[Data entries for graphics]
:::::

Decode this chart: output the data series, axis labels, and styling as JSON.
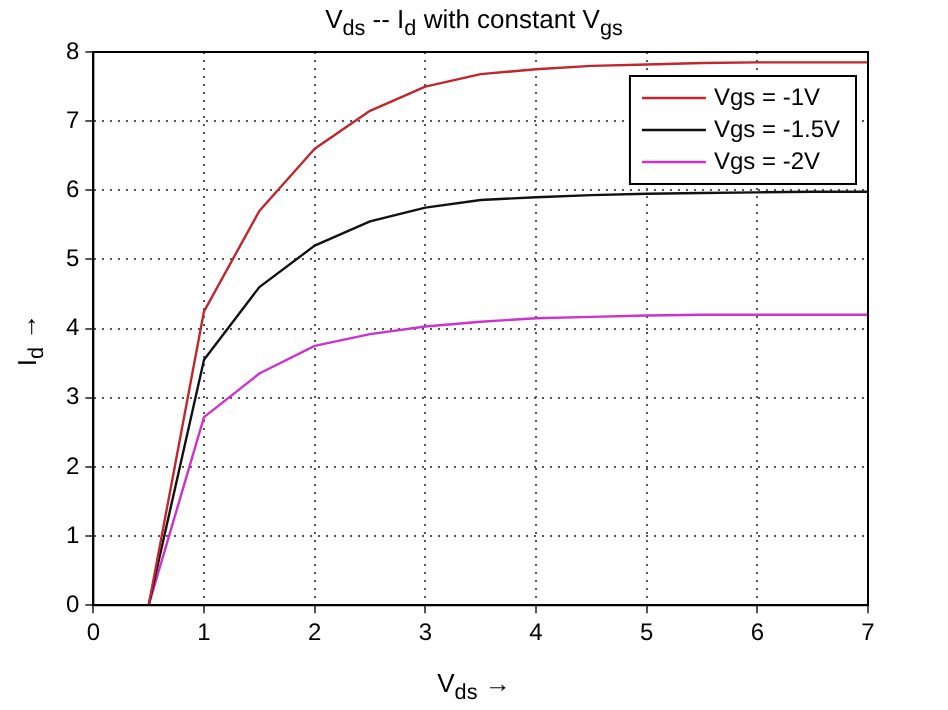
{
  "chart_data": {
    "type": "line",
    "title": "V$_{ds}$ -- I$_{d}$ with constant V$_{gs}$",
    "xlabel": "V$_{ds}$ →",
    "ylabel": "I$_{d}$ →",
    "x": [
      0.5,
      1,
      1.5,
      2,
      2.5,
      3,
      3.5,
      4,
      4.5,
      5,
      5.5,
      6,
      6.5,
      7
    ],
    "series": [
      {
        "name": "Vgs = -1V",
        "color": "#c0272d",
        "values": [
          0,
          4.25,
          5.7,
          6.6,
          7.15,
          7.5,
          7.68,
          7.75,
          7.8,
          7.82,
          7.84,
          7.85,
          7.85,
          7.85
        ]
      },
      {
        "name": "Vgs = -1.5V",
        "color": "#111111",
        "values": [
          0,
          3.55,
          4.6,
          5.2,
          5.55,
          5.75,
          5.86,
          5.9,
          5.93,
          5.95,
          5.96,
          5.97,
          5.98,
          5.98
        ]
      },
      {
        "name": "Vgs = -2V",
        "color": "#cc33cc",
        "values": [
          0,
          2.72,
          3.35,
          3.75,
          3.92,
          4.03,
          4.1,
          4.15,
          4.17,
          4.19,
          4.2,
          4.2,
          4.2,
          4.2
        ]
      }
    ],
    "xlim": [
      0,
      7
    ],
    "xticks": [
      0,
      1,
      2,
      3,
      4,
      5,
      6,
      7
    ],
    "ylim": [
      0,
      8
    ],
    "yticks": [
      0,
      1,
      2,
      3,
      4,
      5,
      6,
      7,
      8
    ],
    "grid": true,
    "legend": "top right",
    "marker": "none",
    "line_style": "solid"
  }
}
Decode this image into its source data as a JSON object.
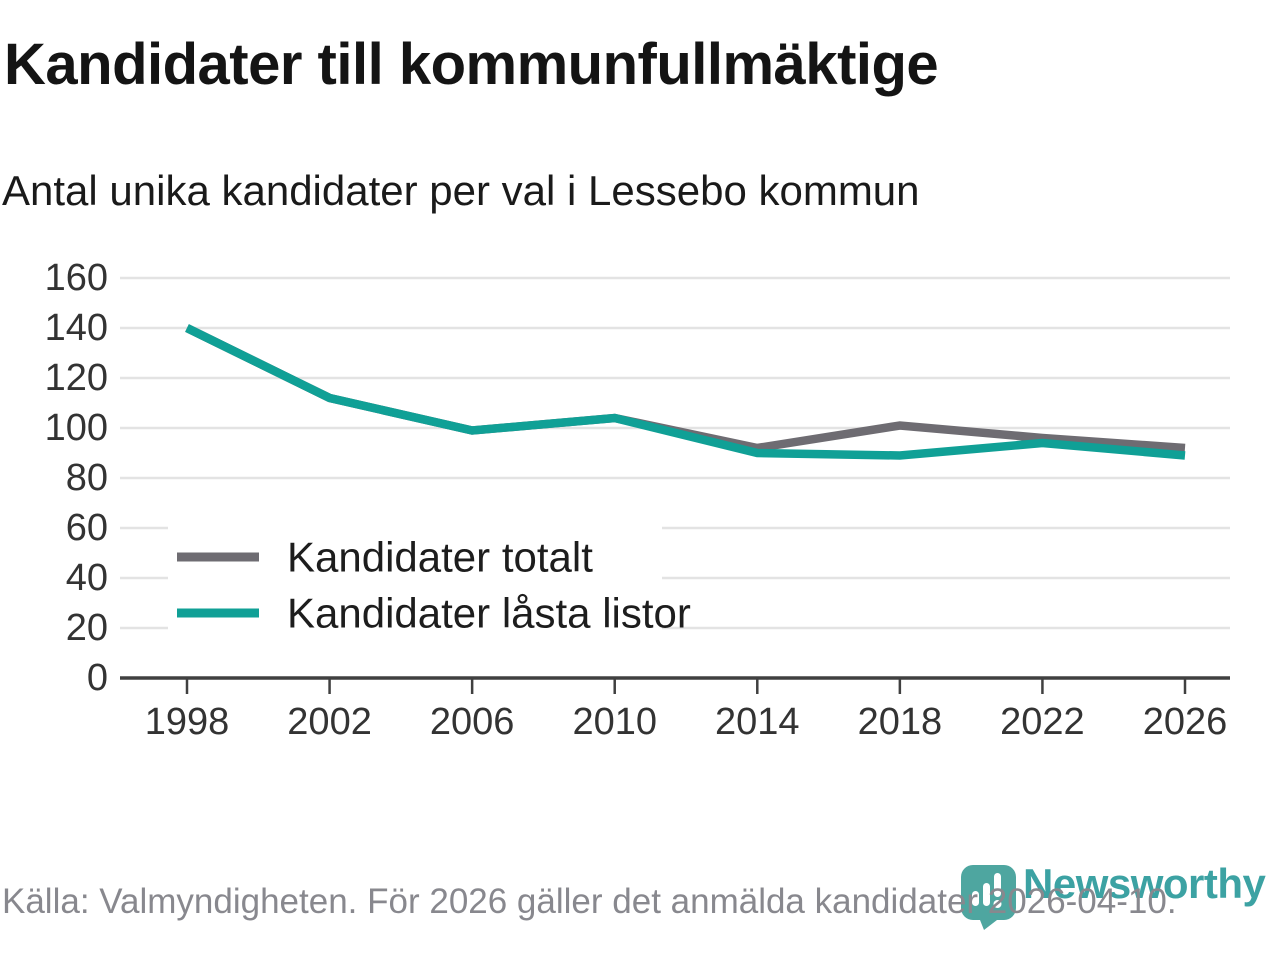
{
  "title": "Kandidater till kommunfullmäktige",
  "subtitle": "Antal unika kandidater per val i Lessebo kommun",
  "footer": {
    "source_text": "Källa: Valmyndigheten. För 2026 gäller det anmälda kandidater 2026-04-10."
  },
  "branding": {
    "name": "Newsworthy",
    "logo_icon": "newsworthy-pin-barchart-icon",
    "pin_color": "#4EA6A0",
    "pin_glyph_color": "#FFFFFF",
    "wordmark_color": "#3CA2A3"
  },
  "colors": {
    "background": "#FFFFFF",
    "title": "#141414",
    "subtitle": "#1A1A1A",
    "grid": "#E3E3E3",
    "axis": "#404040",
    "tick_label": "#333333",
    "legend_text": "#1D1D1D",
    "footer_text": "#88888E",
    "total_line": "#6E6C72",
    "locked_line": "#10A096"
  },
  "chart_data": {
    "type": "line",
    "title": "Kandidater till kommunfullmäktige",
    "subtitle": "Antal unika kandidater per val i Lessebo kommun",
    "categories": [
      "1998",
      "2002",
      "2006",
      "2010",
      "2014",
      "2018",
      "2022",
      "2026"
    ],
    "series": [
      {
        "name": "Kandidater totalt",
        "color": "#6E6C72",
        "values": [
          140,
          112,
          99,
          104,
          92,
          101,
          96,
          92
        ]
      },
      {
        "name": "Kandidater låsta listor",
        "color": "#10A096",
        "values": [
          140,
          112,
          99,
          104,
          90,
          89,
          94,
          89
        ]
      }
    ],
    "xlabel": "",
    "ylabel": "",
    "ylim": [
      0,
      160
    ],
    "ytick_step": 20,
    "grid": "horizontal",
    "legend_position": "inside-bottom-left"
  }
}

:::::

### Problem requirements
Every record must be copied exactly, with images dropped from the result.

### Output of the task
Decode this chart: output the data series, axis labels, and styling as JSON.
{
  "chart_data": {
    "type": "line",
    "title": "V$_{ds}$ -- I$_{d}$ with constant V$_{gs}$",
    "xlabel": "V$_{ds}$ →",
    "ylabel": "I$_{d}$ →",
    "x": [
      0.5,
      1,
      1.5,
      2,
      2.5,
      3,
      3.5,
      4,
      4.5,
      5,
      5.5,
      6,
      6.5,
      7
    ],
    "series": [
      {
        "name": "Vgs = -1V",
        "color": "#c0272d",
        "values": [
          0,
          4.25,
          5.7,
          6.6,
          7.15,
          7.5,
          7.68,
          7.75,
          7.8,
          7.82,
          7.84,
          7.85,
          7.85,
          7.85
        ]
      },
      {
        "name": "Vgs = -1.5V",
        "color": "#111111",
        "values": [
          0,
          3.55,
          4.6,
          5.2,
          5.55,
          5.75,
          5.86,
          5.9,
          5.93,
          5.95,
          5.96,
          5.97,
          5.98,
          5.98
        ]
      },
      {
        "name": "Vgs = -2V",
        "color": "#cc33cc",
        "values": [
          0,
          2.72,
          3.35,
          3.75,
          3.92,
          4.03,
          4.1,
          4.15,
          4.17,
          4.19,
          4.2,
          4.2,
          4.2,
          4.2
        ]
      }
    ],
    "xlim": [
      0,
      7
    ],
    "xticks": [
      0,
      1,
      2,
      3,
      4,
      5,
      6,
      7
    ],
    "ylim": [
      0,
      8
    ],
    "yticks": [
      0,
      1,
      2,
      3,
      4,
      5,
      6,
      7,
      8
    ],
    "grid": true,
    "legend": "top right",
    "marker": "none",
    "line_style": "solid"
  }
}
Decode this image into its source data as a JSON object.
{
  "title": "Kandidater till kommunfullmäktige",
  "subtitle": "Antal unika kandidater per val i Lessebo kommun",
  "footer": {
    "source_text": "Källa: Valmyndigheten. För 2026 gäller det anmälda kandidater 2026-04-10."
  },
  "branding": {
    "name": "Newsworthy",
    "logo_icon": "newsworthy-pin-barchart-icon",
    "pin_color": "#4EA6A0",
    "pin_glyph_color": "#FFFFFF",
    "wordmark_color": "#3CA2A3"
  },
  "colors": {
    "background": "#FFFFFF",
    "title": "#141414",
    "subtitle": "#1A1A1A",
    "grid": "#E3E3E3",
    "axis": "#404040",
    "tick_label": "#333333",
    "legend_text": "#1D1D1D",
    "footer_text": "#88888E",
    "total_line": "#6E6C72",
    "locked_line": "#10A096"
  },
  "chart_data": {
    "type": "line",
    "title": "Kandidater till kommunfullmäktige",
    "subtitle": "Antal unika kandidater per val i Lessebo kommun",
    "categories": [
      "1998",
      "2002",
      "2006",
      "2010",
      "2014",
      "2018",
      "2022",
      "2026"
    ],
    "series": [
      {
        "name": "Kandidater totalt",
        "color": "#6E6C72",
        "values": [
          140,
          112,
          99,
          104,
          92,
          101,
          96,
          92
        ]
      },
      {
        "name": "Kandidater låsta listor",
        "color": "#10A096",
        "values": [
          140,
          112,
          99,
          104,
          90,
          89,
          94,
          89
        ]
      }
    ],
    "xlabel": "",
    "ylabel": "",
    "ylim": [
      0,
      160
    ],
    "ytick_step": 20,
    "grid": "horizontal",
    "legend_position": "inside-bottom-left"
  }
}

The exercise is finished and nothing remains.